Exercise ->
Pictures do not belong in the copy; restate the records below word for word.

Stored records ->
===

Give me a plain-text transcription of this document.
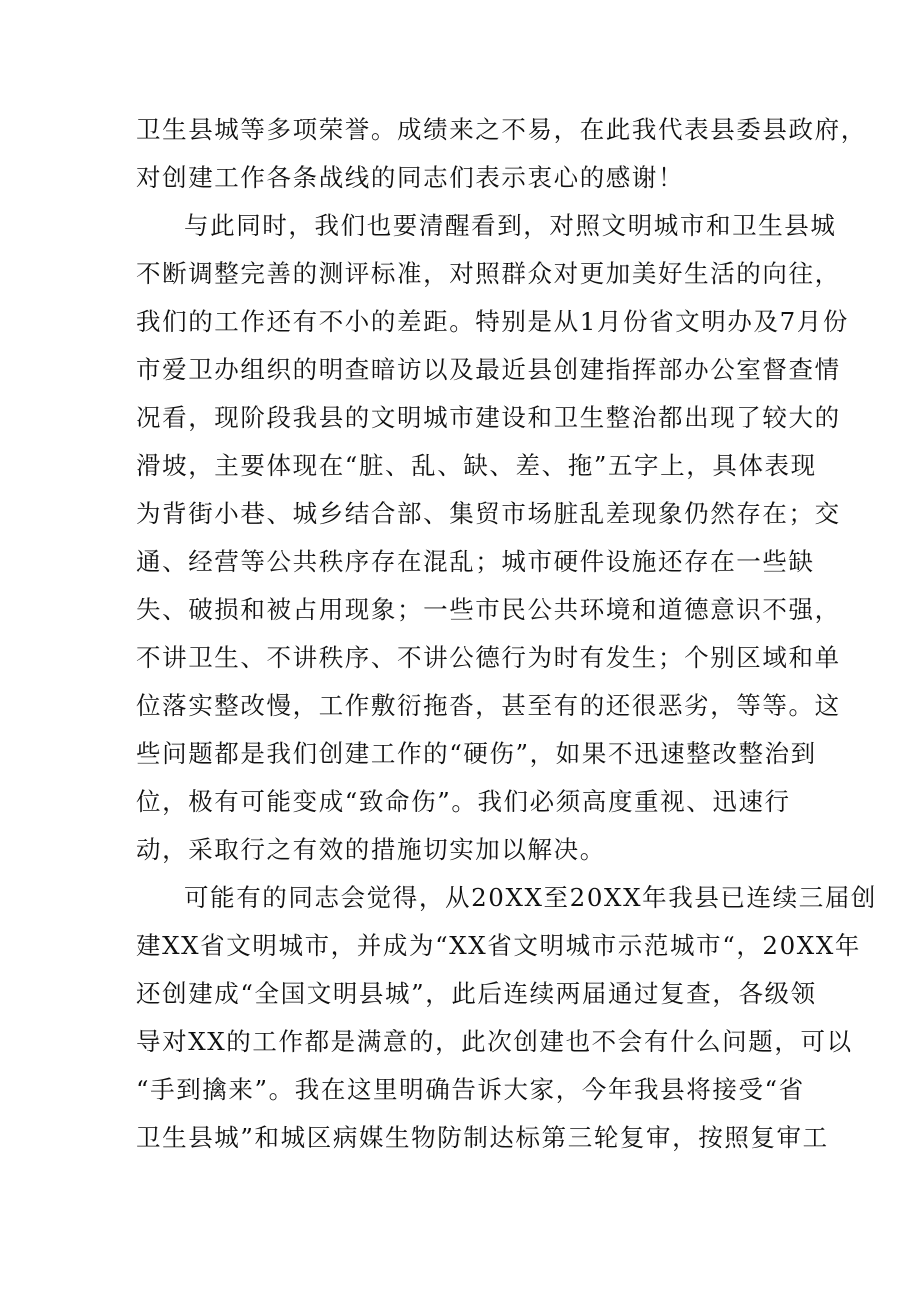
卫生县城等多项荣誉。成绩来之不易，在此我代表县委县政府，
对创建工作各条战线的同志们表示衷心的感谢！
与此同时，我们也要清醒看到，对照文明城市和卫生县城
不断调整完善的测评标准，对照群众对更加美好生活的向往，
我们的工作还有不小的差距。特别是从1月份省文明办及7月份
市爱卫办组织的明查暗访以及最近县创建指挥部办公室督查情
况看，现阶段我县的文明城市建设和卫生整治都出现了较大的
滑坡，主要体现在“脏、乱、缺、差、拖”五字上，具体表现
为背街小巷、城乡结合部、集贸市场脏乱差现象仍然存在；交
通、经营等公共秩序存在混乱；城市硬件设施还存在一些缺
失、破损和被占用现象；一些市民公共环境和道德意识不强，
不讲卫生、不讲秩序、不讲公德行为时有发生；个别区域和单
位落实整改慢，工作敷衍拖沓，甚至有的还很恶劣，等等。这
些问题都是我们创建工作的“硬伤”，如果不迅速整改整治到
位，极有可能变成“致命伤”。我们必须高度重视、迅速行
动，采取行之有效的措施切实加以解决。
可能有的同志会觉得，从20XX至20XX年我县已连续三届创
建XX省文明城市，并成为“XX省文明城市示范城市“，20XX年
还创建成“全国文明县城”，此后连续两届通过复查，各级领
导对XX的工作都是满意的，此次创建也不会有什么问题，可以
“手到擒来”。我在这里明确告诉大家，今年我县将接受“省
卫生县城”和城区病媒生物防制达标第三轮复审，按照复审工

===

Exercise answer ->
Give me a plain-text transcription of this document.
卫生县城等多项荣誉。成绩来之不易，在此我代表县委县政府，
对创建工作各条战线的同志们表示衷心的感谢！
与此同时，我们也要清醒看到，对照文明城市和卫生县城
不断调整完善的测评标准，对照群众对更加美好生活的向往，
我们的工作还有不小的差距。特别是从1月份省文明办及7月份
市爱卫办组织的明查暗访以及最近县创建指挥部办公室督查情
况看，现阶段我县的文明城市建设和卫生整治都出现了较大的
滑坡，主要体现在“脏、乱、缺、差、拖”五字上，具体表现
为背街小巷、城乡结合部、集贸市场脏乱差现象仍然存在；交
通、经营等公共秩序存在混乱；城市硬件设施还存在一些缺
失、破损和被占用现象；一些市民公共环境和道德意识不强，
不讲卫生、不讲秩序、不讲公德行为时有发生；个别区域和单
位落实整改慢，工作敷衍拖沓，甚至有的还很恶劣，等等。这
些问题都是我们创建工作的“硬伤”，如果不迅速整改整治到
位，极有可能变成“致命伤”。我们必须高度重视、迅速行
动，采取行之有效的措施切实加以解决。
可能有的同志会觉得，从20XX至20XX年我县已连续三届创
建XX省文明城市，并成为“XX省文明城市示范城市“，20XX年
还创建成“全国文明县城”，此后连续两届通过复查，各级领
导对XX的工作都是满意的，此次创建也不会有什么问题，可以
“手到擒来”。我在这里明确告诉大家，今年我县将接受“省
卫生县城”和城区病媒生物防制达标第三轮复审，按照复审工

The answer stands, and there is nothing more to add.